▶ [DATA SHOWN]
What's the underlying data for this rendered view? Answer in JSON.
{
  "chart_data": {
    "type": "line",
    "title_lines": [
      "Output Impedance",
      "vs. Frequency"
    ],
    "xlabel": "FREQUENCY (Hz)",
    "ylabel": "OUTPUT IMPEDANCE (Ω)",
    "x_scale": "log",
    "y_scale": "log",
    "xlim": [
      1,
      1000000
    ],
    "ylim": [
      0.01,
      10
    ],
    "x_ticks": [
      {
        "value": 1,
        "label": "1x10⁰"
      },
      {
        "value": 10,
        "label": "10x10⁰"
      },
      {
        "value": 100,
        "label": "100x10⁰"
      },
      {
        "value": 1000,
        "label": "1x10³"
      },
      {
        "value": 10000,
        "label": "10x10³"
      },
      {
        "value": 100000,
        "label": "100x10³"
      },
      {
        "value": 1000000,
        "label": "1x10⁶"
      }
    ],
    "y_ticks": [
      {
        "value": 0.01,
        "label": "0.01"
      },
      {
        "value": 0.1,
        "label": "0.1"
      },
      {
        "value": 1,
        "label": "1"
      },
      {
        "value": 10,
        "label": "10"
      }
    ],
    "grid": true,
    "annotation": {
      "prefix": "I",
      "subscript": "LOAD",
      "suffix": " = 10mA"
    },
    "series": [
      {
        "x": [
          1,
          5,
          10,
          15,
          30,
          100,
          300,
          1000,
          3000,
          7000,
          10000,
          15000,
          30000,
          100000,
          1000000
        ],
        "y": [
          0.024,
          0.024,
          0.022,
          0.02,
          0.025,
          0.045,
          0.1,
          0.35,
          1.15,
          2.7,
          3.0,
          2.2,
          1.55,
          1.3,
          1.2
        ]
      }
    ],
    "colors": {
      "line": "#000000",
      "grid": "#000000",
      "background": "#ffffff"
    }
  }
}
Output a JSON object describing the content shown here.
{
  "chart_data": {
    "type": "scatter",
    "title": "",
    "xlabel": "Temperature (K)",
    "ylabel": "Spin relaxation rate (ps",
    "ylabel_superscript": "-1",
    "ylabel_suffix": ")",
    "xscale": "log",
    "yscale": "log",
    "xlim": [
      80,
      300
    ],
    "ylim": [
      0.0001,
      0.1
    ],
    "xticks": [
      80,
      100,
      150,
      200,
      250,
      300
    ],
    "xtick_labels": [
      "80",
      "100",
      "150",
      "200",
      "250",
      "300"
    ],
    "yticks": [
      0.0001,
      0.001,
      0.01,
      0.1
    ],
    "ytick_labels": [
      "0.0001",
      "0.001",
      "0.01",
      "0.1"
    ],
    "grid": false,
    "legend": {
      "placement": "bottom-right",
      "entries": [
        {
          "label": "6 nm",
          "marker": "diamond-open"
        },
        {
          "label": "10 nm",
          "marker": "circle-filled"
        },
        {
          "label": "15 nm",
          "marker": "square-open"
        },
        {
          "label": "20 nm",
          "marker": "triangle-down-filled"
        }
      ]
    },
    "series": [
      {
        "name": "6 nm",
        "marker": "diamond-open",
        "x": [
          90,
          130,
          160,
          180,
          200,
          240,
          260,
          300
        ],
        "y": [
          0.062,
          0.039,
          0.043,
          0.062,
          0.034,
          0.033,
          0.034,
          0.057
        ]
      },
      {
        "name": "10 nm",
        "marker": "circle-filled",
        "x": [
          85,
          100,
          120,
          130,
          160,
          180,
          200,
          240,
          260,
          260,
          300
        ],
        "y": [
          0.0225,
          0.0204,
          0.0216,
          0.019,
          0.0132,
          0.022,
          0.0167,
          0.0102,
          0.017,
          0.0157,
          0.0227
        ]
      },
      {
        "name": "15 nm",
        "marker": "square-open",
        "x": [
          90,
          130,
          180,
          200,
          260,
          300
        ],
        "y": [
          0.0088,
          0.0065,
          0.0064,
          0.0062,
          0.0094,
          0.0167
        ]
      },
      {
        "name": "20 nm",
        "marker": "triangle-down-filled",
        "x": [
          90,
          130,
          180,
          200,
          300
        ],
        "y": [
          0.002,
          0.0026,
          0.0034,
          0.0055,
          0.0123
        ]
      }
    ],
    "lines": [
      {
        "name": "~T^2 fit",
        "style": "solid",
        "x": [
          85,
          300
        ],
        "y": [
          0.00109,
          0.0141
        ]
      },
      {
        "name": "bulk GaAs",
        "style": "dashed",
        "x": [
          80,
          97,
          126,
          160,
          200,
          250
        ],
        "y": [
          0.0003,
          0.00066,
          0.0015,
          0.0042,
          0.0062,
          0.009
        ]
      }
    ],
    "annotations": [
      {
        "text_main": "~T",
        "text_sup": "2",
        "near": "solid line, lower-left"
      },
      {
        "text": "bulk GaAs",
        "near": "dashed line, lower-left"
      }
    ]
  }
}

▶ [WHAT THE TASK REQUIRES]
Copy each line of the records that contains the word "marker".

▶ [RESULT FOR THIS TASK]
          "marker": "diamond-open"
          "marker": "circle-filled"
          "marker": "square-open"
          "marker": "triangle-down-filled"
        "marker": "diamond-open",
        "marker": "circle-filled",
        "marker": "square-open",
        "marker": "triangle-down-filled",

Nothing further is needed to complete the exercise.